## BEGIN

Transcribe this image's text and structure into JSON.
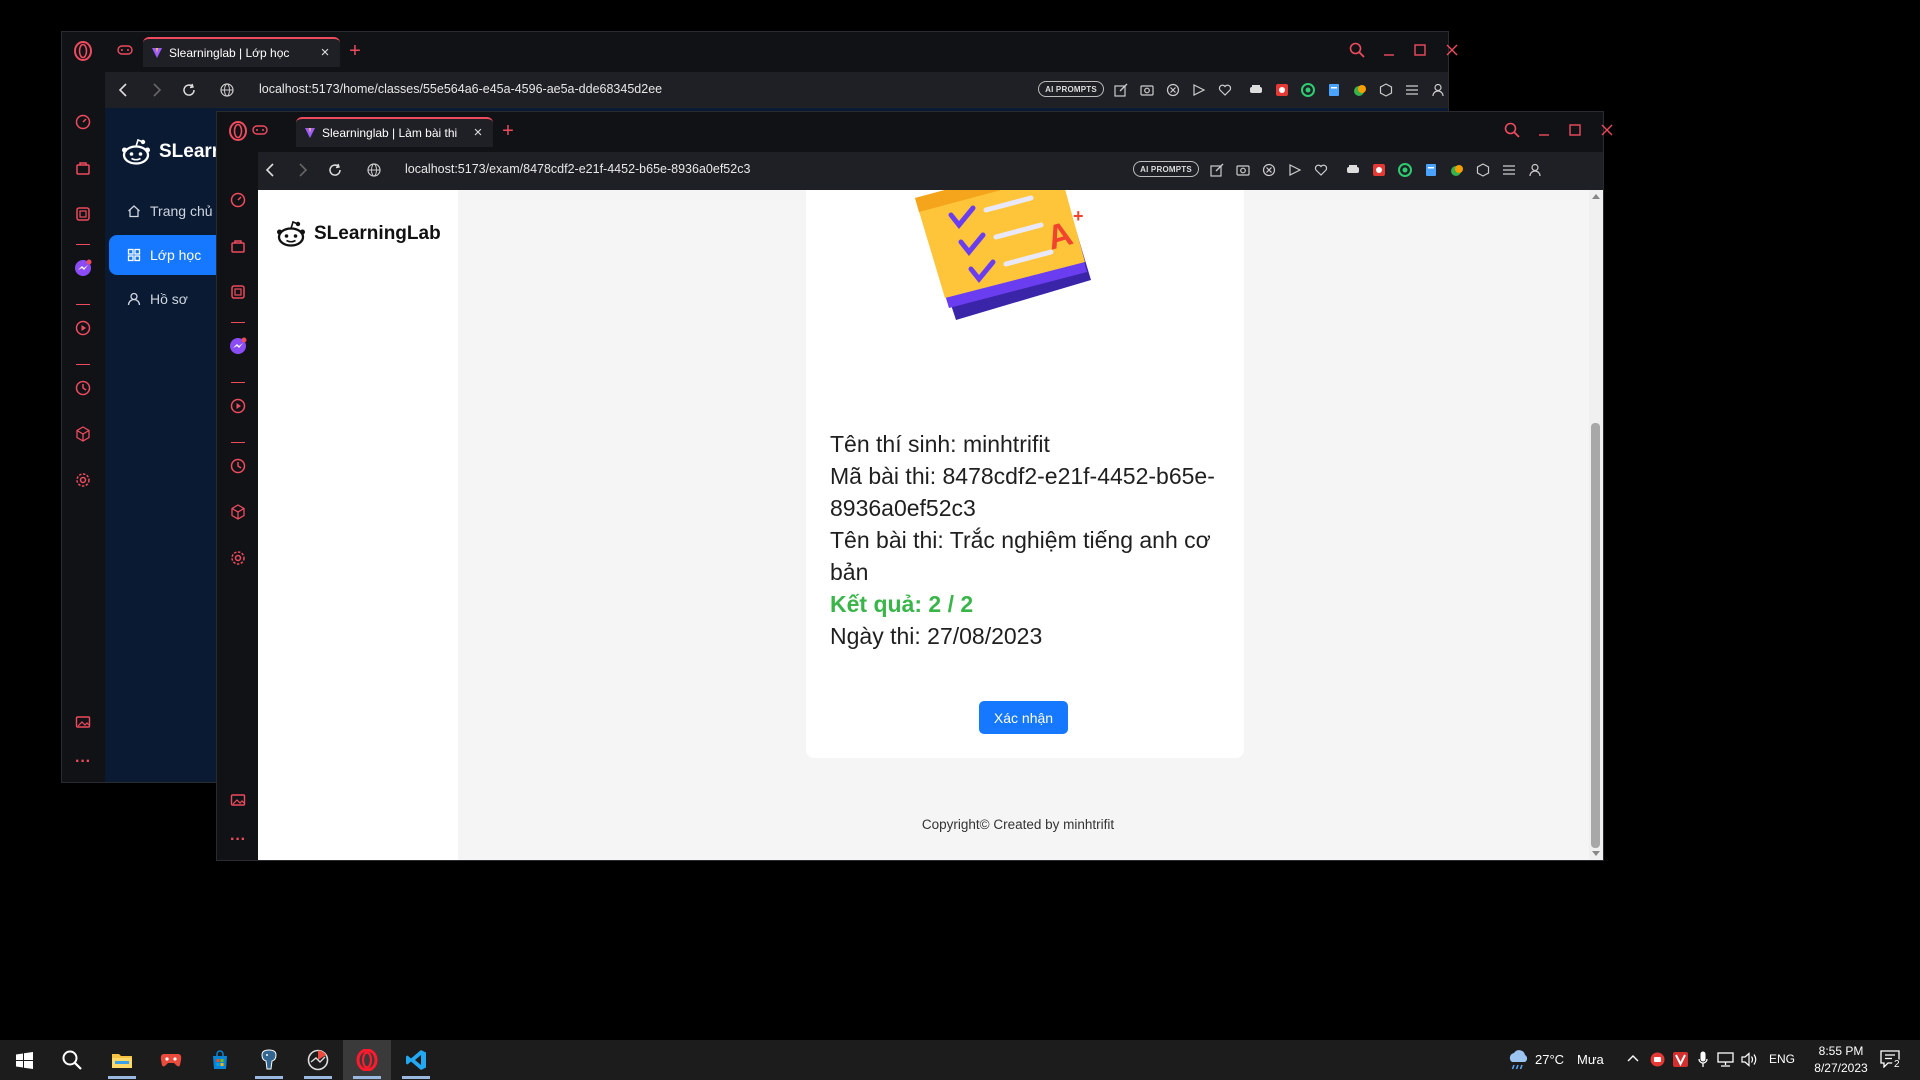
{
  "back_window": {
    "tab_title": "Slearninglab | Lớp học",
    "url": "localhost:5173/home/classes/55e564a6-e45a-4596-ae5a-dde68345d2ee",
    "ai_badge": "AI PROMPTS",
    "app": {
      "logo_text": "SLearr",
      "nav": [
        {
          "label": "Trang chủ",
          "icon": "home-icon",
          "active": false
        },
        {
          "label": "Lớp học",
          "icon": "grid-icon",
          "active": true
        },
        {
          "label": "Hồ sơ",
          "icon": "user-icon",
          "active": false
        }
      ]
    }
  },
  "front_window": {
    "tab_title": "Slearninglab | Làm bài thi",
    "url": "localhost:5173/exam/8478cdf2-e21f-4452-b65e-8936a0ef52c3",
    "ai_badge": "AI PROMPTS",
    "app": {
      "logo_text": "SLearningLab",
      "exam_info": {
        "candidate": "Tên thí sinh: minhtrifit",
        "exam_id": "Mã bài thi: 8478cdf2-e21f-4452-b65e-8936a0ef52c3",
        "exam_name": "Tên bài thi: Trắc nghiệm tiếng anh cơ bản",
        "result": "Kết quả: 2 / 2",
        "date": "Ngày thi: 27/08/2023"
      },
      "confirm_label": "Xác nhận",
      "copyright": "Copyright© Created by minhtrifit"
    }
  },
  "taskbar": {
    "weather_temp": "27°C",
    "weather_desc": "Mưa",
    "language": "ENG",
    "time": "8:55 PM",
    "date": "8/27/2023",
    "notification_count": "2"
  },
  "colors": {
    "opera_red": "#ee4b5e",
    "primary_blue": "#1677ff",
    "result_green": "#3ab54a",
    "back_app_bg": "#0a1a33"
  }
}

## END

■ Task directions ■
Repeat each record exactly, with the pictures left out.

■ Expected answer ■
Transcribe this image's text and structure into JSON.
{
  "back_window": {
    "tab_title": "Slearninglab | Lớp học",
    "url": "localhost:5173/home/classes/55e564a6-e45a-4596-ae5a-dde68345d2ee",
    "ai_badge": "AI PROMPTS",
    "app": {
      "logo_text": "SLearr",
      "nav": [
        {
          "label": "Trang chủ",
          "icon": "home-icon",
          "active": false
        },
        {
          "label": "Lớp học",
          "icon": "grid-icon",
          "active": true
        },
        {
          "label": "Hồ sơ",
          "icon": "user-icon",
          "active": false
        }
      ]
    }
  },
  "front_window": {
    "tab_title": "Slearninglab | Làm bài thi",
    "url": "localhost:5173/exam/8478cdf2-e21f-4452-b65e-8936a0ef52c3",
    "ai_badge": "AI PROMPTS",
    "app": {
      "logo_text": "SLearningLab",
      "exam_info": {
        "candidate": "Tên thí sinh: minhtrifit",
        "exam_id": "Mã bài thi: 8478cdf2-e21f-4452-b65e-8936a0ef52c3",
        "exam_name": "Tên bài thi: Trắc nghiệm tiếng anh cơ bản",
        "result": "Kết quả: 2 / 2",
        "date": "Ngày thi: 27/08/2023"
      },
      "confirm_label": "Xác nhận",
      "copyright": "Copyright© Created by minhtrifit"
    }
  },
  "taskbar": {
    "weather_temp": "27°C",
    "weather_desc": "Mưa",
    "language": "ENG",
    "time": "8:55 PM",
    "date": "8/27/2023",
    "notification_count": "2"
  },
  "colors": {
    "opera_red": "#ee4b5e",
    "primary_blue": "#1677ff",
    "result_green": "#3ab54a",
    "back_app_bg": "#0a1a33"
  }
}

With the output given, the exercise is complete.